Text provided below:

    Most people I know in similar boats applied to 70-150 jobs, all over the world. When there are 400 applicants to each position, 20-25 focused applications aren't going to cut it.

    When there are 400 applicants for a single academic position, there are some serious systemic problems. But Perlstein's maverick poseurdom is getting on my nerves, and I completely disagree that falling back to the crass patronism of the 19th century is the way forward for doing modern-day science.

  • MIchael H says:

    I agree in general that there is a kind of silliness to the whole postdocalypse. I bailed relatively early in my PD (2 years) after getting screwed 2X in 2 years by PD advisors. Ironically, that is not why I left academics for teaching. I left because I no longer agreed with the direction "translational" neuroscience was going, and I saw that what really floats my boat was not on the table--and I realized that was okay, I had another path. Being shafted just gave me the space to realize I had been souring on my academic direction since early on in my graduate career.

    Ethan will always have a hard time getting jobs other than those he starts because his work is different. It is not because of lack of papers, lack or presence of a K99 or anything like that. He is not a great fit in most departments I see, and that is why his foray into start-ups and indie science is a good move. Talking to the media, not so much as that will only form enmity with the greater scientific community.

    As an aside, please please please drop the sanctimonious "publication record" crap. In my academic job search I got no bites of any kind, and my publication record clearly warrants at least an interview (if it were about publication #, which it is NOT). I got no hits because I did not fit. Not because I was "unqualified".
End of Text provided.
The data below:
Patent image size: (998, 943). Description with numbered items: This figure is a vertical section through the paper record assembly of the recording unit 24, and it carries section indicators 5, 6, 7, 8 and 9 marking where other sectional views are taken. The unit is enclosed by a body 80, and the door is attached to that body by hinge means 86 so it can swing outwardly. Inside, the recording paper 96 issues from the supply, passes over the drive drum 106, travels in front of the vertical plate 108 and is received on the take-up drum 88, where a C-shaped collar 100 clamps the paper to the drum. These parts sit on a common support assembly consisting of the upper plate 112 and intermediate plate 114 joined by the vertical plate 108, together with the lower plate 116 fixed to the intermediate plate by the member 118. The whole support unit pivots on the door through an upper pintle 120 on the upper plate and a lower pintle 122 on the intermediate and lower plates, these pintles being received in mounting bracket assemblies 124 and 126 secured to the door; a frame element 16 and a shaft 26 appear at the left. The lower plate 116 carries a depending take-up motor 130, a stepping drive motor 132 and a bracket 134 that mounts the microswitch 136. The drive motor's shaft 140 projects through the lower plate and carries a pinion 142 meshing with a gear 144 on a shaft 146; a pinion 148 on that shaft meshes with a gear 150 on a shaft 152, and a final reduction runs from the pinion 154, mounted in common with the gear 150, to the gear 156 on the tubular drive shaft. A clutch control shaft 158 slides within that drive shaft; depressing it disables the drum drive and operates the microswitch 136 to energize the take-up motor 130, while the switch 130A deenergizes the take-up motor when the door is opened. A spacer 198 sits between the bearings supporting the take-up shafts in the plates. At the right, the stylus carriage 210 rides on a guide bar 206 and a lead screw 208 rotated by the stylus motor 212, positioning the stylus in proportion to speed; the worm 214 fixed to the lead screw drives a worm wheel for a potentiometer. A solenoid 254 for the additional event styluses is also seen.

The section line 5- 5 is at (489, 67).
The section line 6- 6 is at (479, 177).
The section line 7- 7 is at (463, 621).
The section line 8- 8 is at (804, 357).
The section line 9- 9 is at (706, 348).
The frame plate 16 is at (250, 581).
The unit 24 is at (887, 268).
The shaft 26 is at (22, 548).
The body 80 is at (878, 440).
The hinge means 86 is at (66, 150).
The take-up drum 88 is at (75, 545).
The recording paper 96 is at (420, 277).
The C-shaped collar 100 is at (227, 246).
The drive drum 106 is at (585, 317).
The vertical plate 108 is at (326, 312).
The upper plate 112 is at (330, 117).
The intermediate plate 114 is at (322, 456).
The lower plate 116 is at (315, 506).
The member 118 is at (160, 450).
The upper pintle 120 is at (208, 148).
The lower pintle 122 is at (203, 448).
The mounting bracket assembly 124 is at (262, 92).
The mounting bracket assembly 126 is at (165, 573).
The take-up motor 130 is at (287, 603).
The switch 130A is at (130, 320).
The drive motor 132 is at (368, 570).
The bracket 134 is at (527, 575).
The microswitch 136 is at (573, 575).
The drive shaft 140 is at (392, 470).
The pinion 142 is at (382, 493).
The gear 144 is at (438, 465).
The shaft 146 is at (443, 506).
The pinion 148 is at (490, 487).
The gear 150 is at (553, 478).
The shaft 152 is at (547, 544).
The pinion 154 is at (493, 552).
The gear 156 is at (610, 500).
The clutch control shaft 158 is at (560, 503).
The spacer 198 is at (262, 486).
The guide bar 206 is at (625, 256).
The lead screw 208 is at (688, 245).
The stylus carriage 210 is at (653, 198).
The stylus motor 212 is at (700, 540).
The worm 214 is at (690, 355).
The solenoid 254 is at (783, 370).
End of The data.
> Parts of the exercise:
1. List every word or phrase that the comments put in quotation marks.
2. Copy the part of the comments between "I agree in general" and "my graduate career.", inclusive.
The lines after the comments are separate material, unrelated to them.

> Outputs for the tasks:
1. "translational", "publication record", "unqualified"

2.
I agree in general that there is a kind of silliness to the whole postdocalypse. I bailed relatively early in my PD (2 years) after getting screwed 2X in 2 years by PD advisors. Ironically, that is not why I left academics for teaching. I left because I no longer agreed with the direction "translational" neuroscience was going, and I saw that what really floats my boat was not on the table--and I realized that was okay, I had another path. Being shafted just gave me the space to realize I had been souring on my academic direction since early on in my graduate career.